>> Begin Material supplied
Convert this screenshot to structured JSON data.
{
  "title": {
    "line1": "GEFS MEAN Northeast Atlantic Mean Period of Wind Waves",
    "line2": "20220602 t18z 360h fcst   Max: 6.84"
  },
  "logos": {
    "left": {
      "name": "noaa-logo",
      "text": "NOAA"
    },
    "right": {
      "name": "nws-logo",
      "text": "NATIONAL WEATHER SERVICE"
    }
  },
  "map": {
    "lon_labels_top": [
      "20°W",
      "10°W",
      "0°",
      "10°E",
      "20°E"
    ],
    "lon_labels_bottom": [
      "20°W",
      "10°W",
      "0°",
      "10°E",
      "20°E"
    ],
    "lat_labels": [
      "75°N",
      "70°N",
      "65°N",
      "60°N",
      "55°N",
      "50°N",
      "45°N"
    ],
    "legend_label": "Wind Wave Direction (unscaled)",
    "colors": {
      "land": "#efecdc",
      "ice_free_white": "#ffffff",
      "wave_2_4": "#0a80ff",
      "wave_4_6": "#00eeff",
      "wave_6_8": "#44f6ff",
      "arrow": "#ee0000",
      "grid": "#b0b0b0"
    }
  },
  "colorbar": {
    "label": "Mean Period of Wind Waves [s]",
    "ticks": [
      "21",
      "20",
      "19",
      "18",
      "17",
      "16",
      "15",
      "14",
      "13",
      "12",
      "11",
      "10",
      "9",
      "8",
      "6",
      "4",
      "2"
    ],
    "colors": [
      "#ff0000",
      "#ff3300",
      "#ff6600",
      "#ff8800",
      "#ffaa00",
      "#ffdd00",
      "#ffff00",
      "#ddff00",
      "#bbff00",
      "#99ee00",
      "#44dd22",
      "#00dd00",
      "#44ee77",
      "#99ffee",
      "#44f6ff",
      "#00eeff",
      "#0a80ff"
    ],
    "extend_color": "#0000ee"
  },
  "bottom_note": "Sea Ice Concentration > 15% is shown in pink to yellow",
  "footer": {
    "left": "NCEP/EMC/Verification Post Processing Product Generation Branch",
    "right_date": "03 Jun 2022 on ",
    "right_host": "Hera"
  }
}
>> End Material supplied
▸ Written task: Write the data out again in full and exactly.

▸ Answer to the task:
Convert this screenshot to structured JSON data.
{
  "title": {
    "line1": "GEFS MEAN Northeast Atlantic Mean Period of Wind Waves",
    "line2": "20220602 t18z 360h fcst   Max: 6.84"
  },
  "logos": {
    "left": {
      "name": "noaa-logo",
      "text": "NOAA"
    },
    "right": {
      "name": "nws-logo",
      "text": "NATIONAL WEATHER SERVICE"
    }
  },
  "map": {
    "lon_labels_top": [
      "20°W",
      "10°W",
      "0°",
      "10°E",
      "20°E"
    ],
    "lon_labels_bottom": [
      "20°W",
      "10°W",
      "0°",
      "10°E",
      "20°E"
    ],
    "lat_labels": [
      "75°N",
      "70°N",
      "65°N",
      "60°N",
      "55°N",
      "50°N",
      "45°N"
    ],
    "legend_label": "Wind Wave Direction (unscaled)",
    "colors": {
      "land": "#efecdc",
      "ice_free_white": "#ffffff",
      "wave_2_4": "#0a80ff",
      "wave_4_6": "#00eeff",
      "wave_6_8": "#44f6ff",
      "arrow": "#ee0000",
      "grid": "#b0b0b0"
    }
  },
  "colorbar": {
    "label": "Mean Period of Wind Waves [s]",
    "ticks": [
      "21",
      "20",
      "19",
      "18",
      "17",
      "16",
      "15",
      "14",
      "13",
      "12",
      "11",
      "10",
      "9",
      "8",
      "6",
      "4",
      "2"
    ],
    "colors": [
      "#ff0000",
      "#ff3300",
      "#ff6600",
      "#ff8800",
      "#ffaa00",
      "#ffdd00",
      "#ffff00",
      "#ddff00",
      "#bbff00",
      "#99ee00",
      "#44dd22",
      "#00dd00",
      "#44ee77",
      "#99ffee",
      "#44f6ff",
      "#00eeff",
      "#0a80ff"
    ],
    "extend_color": "#0000ee"
  },
  "bottom_note": "Sea Ice Concentration > 15% is shown in pink to yellow",
  "footer": {
    "left": "NCEP/EMC/Verification Post Processing Product Generation Branch",
    "right_date": "03 Jun 2022 on ",
    "right_host": "Hera"
  }
}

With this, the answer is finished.